**Data entries:**

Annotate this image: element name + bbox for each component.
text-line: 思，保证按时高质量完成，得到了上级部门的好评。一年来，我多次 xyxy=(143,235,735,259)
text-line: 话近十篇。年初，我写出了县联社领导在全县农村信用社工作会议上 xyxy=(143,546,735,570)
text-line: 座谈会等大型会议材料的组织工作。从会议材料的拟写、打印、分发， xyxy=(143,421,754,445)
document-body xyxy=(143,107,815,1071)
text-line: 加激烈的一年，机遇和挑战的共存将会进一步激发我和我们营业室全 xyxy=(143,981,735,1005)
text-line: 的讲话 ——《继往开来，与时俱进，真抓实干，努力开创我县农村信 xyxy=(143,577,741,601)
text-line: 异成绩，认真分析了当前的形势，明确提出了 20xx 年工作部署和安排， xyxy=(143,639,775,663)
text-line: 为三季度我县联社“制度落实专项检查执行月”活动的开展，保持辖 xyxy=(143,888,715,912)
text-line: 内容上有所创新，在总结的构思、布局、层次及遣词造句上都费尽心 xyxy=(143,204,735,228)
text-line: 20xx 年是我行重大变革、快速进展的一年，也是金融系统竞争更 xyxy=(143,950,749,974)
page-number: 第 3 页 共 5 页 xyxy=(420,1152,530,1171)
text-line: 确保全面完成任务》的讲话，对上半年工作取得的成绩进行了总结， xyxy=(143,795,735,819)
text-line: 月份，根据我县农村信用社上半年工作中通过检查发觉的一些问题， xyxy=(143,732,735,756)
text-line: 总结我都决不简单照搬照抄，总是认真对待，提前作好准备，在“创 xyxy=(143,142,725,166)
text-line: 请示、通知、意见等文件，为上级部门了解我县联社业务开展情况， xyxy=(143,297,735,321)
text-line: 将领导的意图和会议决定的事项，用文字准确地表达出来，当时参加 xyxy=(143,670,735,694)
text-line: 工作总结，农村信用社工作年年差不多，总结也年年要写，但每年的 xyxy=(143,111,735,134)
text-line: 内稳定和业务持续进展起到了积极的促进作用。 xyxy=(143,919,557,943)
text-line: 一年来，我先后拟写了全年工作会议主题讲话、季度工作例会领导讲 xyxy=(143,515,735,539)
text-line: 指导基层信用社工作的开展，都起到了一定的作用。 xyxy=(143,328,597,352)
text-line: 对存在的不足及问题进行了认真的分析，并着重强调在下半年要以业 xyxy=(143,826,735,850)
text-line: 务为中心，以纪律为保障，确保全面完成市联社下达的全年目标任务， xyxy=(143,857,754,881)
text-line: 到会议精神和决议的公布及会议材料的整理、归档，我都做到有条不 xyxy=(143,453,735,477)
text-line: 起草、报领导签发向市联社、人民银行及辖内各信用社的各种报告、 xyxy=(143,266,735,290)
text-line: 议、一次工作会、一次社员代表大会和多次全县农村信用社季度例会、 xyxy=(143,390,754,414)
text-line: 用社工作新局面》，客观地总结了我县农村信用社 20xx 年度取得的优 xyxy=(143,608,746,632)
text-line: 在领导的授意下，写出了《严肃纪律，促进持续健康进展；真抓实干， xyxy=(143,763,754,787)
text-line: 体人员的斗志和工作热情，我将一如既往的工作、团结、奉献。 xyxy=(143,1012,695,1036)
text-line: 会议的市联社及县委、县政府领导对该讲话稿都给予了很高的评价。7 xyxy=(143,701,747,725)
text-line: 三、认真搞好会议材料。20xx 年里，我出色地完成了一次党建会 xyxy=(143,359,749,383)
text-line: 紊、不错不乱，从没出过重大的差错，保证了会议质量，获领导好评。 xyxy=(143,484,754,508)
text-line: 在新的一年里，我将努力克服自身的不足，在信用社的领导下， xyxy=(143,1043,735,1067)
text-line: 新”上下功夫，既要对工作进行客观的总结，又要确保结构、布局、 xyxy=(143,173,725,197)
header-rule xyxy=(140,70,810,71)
...
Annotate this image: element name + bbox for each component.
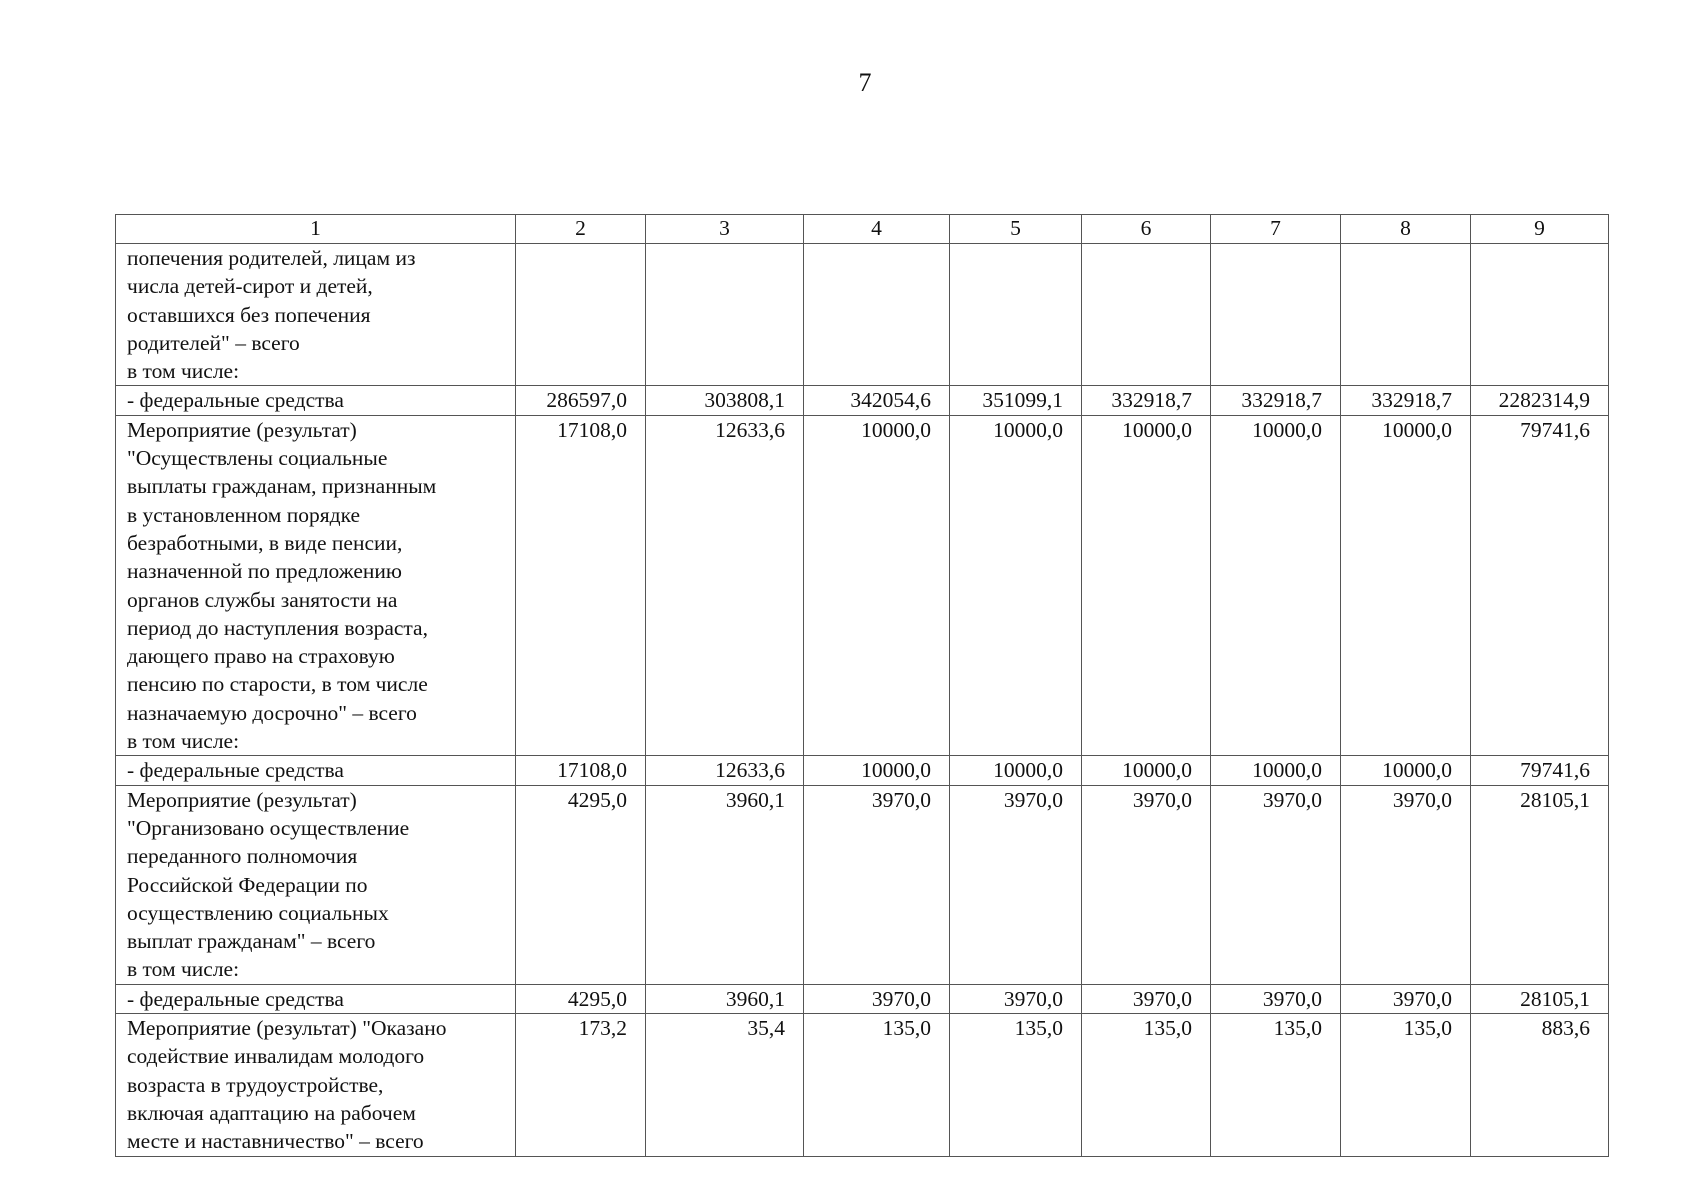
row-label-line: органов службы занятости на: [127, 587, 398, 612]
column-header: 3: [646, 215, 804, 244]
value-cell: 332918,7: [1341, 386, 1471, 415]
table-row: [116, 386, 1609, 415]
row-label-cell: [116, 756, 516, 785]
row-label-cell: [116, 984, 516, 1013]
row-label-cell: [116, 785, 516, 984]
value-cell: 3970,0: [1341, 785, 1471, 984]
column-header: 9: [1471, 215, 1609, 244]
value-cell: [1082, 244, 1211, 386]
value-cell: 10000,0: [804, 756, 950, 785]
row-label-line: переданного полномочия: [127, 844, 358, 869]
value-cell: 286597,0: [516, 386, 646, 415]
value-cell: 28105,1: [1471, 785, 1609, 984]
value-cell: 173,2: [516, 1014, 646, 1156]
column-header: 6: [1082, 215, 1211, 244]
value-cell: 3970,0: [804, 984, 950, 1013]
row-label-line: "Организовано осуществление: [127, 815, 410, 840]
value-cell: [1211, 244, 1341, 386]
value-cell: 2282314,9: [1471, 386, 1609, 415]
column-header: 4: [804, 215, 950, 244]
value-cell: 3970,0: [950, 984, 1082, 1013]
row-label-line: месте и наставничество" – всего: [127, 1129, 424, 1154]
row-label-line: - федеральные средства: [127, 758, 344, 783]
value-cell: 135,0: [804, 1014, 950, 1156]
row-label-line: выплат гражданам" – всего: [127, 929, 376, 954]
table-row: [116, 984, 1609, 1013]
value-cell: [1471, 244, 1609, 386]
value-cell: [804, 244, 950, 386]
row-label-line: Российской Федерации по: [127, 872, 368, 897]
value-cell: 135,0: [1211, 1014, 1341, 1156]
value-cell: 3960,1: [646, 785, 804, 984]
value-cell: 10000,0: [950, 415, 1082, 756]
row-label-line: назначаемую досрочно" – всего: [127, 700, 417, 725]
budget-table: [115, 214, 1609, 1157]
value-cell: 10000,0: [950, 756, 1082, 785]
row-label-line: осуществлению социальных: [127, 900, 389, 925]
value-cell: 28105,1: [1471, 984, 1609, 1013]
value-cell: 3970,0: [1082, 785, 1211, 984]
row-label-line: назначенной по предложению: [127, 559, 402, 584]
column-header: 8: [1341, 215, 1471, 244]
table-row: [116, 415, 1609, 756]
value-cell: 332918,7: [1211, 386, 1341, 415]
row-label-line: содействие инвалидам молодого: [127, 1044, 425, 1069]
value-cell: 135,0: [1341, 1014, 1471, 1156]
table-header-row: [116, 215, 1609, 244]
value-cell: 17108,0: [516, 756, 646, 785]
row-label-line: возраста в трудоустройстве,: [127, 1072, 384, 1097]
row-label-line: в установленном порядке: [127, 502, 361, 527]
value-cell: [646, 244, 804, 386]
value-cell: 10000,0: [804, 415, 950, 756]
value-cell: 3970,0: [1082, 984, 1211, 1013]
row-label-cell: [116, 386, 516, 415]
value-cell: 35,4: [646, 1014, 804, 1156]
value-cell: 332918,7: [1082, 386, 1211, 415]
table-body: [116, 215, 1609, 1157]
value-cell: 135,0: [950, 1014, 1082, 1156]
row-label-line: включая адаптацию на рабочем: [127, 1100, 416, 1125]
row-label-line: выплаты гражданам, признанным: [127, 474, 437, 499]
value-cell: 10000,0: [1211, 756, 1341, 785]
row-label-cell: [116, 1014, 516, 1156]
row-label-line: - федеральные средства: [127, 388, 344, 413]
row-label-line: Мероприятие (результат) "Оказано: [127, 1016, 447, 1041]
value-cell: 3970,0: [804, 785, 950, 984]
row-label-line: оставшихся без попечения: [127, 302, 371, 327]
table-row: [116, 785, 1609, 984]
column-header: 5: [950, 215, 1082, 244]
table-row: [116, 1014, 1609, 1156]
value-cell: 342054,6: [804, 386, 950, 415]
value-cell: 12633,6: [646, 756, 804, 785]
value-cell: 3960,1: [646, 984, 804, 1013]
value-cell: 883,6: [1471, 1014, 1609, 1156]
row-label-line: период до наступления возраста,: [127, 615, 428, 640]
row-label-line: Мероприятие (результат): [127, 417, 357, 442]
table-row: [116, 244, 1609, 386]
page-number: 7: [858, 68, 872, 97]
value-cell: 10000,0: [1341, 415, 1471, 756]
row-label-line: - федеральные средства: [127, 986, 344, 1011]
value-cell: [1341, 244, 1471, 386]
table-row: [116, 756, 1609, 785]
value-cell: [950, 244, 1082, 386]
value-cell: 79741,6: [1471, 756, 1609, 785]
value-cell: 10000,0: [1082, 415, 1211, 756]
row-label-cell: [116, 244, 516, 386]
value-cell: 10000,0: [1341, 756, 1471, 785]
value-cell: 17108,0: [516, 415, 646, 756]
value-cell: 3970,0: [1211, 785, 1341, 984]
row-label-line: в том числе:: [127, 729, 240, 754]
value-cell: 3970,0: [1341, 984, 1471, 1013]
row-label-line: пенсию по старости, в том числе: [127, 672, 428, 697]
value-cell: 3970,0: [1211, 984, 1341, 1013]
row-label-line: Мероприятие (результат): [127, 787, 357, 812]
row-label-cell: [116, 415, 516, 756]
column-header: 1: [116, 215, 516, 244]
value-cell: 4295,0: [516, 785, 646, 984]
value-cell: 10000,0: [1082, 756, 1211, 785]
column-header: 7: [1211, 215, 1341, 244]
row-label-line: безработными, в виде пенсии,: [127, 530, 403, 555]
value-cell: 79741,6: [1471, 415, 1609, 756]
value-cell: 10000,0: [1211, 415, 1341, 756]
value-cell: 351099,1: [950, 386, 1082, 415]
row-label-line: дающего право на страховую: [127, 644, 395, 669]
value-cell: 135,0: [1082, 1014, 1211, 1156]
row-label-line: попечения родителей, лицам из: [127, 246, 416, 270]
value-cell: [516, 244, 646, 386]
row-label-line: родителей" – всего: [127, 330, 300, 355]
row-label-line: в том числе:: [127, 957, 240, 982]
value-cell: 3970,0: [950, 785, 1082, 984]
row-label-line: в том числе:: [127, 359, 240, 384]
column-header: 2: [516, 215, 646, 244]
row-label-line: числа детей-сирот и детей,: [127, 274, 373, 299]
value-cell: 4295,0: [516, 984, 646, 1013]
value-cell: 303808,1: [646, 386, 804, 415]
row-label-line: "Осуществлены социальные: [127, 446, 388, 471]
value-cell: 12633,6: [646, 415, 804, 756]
==
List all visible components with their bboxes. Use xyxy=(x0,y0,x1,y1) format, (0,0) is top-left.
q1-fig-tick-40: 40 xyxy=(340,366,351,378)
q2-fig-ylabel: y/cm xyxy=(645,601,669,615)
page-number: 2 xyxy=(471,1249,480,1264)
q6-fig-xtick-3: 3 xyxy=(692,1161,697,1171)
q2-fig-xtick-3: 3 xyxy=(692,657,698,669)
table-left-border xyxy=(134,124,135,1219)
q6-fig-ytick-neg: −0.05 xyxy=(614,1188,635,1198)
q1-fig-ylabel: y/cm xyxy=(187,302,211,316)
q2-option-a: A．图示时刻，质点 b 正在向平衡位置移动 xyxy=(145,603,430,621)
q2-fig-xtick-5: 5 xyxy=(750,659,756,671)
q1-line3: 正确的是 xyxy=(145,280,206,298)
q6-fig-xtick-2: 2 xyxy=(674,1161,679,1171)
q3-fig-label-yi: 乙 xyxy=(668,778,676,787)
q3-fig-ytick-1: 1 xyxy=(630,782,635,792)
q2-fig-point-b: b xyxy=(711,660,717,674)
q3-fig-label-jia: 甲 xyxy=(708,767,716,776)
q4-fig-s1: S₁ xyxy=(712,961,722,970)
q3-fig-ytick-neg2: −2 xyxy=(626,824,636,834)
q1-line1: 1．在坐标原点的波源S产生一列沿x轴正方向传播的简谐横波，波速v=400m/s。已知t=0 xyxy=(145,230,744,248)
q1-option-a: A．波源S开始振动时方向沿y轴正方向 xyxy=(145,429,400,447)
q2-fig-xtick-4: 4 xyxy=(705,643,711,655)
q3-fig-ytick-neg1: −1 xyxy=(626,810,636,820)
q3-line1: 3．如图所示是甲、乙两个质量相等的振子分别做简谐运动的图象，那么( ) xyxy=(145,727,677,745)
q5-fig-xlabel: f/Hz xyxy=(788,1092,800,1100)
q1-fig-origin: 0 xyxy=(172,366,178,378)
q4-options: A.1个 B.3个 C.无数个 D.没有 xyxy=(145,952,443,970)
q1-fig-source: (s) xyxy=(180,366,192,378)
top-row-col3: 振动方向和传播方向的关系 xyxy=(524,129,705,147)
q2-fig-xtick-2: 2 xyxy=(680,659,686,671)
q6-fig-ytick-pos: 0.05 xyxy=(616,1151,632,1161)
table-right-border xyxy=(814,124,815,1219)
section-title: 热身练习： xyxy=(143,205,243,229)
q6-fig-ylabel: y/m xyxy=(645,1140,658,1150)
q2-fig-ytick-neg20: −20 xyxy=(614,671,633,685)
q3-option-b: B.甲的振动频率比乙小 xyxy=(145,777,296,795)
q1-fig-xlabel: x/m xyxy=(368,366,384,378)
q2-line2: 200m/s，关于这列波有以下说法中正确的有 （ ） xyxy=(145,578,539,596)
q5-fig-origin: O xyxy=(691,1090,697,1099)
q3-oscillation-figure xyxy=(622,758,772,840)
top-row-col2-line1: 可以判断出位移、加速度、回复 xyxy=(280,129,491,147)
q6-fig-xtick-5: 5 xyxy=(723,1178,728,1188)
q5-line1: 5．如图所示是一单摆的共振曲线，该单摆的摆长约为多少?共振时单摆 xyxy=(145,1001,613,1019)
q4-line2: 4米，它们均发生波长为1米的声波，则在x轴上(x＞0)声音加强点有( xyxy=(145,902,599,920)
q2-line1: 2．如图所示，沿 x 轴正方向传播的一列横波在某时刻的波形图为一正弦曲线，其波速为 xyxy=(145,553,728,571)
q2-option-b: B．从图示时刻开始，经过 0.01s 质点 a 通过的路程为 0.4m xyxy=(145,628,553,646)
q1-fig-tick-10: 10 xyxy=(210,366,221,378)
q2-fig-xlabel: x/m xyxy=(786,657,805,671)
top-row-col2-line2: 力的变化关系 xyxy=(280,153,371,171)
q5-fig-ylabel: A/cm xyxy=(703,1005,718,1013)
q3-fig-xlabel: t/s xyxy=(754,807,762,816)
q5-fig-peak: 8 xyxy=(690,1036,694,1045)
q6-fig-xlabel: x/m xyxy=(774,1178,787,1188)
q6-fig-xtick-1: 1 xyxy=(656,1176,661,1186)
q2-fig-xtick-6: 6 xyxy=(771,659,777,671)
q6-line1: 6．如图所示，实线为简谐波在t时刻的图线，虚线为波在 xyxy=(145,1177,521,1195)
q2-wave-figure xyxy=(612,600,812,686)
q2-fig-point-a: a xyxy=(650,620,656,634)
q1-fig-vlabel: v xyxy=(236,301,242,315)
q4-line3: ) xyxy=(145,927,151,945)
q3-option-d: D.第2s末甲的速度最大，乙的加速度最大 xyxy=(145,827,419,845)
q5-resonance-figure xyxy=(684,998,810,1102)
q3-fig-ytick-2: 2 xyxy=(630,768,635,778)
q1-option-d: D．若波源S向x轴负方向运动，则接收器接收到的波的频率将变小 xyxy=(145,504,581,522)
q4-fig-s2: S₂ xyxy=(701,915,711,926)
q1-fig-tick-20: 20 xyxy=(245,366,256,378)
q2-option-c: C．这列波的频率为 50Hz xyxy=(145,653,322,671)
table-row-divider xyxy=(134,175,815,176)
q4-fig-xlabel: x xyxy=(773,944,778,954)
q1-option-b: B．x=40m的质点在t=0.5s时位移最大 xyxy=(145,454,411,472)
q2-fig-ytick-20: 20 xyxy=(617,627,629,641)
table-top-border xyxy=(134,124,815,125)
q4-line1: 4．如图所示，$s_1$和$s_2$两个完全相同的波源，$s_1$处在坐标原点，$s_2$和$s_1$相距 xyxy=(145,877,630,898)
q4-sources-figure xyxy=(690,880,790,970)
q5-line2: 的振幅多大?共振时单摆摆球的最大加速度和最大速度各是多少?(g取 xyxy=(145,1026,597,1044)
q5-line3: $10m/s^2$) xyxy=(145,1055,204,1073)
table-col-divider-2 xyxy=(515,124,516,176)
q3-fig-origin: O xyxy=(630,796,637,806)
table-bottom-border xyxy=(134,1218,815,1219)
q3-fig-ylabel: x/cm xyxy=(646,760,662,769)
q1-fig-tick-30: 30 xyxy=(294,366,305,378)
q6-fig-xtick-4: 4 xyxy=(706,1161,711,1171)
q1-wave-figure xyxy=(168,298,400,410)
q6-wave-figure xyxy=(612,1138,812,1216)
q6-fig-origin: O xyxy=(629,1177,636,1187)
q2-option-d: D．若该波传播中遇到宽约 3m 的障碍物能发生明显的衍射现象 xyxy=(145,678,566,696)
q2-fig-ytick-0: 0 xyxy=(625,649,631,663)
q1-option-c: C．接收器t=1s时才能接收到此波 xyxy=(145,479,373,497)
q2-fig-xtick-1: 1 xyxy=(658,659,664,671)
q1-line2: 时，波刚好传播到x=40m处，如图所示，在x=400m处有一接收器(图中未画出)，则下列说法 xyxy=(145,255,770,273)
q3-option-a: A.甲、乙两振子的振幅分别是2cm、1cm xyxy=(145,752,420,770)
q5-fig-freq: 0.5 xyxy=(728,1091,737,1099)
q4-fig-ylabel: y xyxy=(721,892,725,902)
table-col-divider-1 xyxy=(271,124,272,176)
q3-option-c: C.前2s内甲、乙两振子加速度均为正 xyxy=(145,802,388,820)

**Task objective:** Return these lines from the records unchanged, starting at the line that has "List all visible" and stopping after the line that has "page-number: 2 xyxy=(471,1249,480,1264)".

**Task answer:**
List all visible components with their bboxes. Use xyxy=(x0,y0,x1,y1) format, (0,0) is top-left.
q1-fig-tick-40: 40 xyxy=(340,366,351,378)
q2-fig-ylabel: y/cm xyxy=(645,601,669,615)
page-number: 2 xyxy=(471,1249,480,1264)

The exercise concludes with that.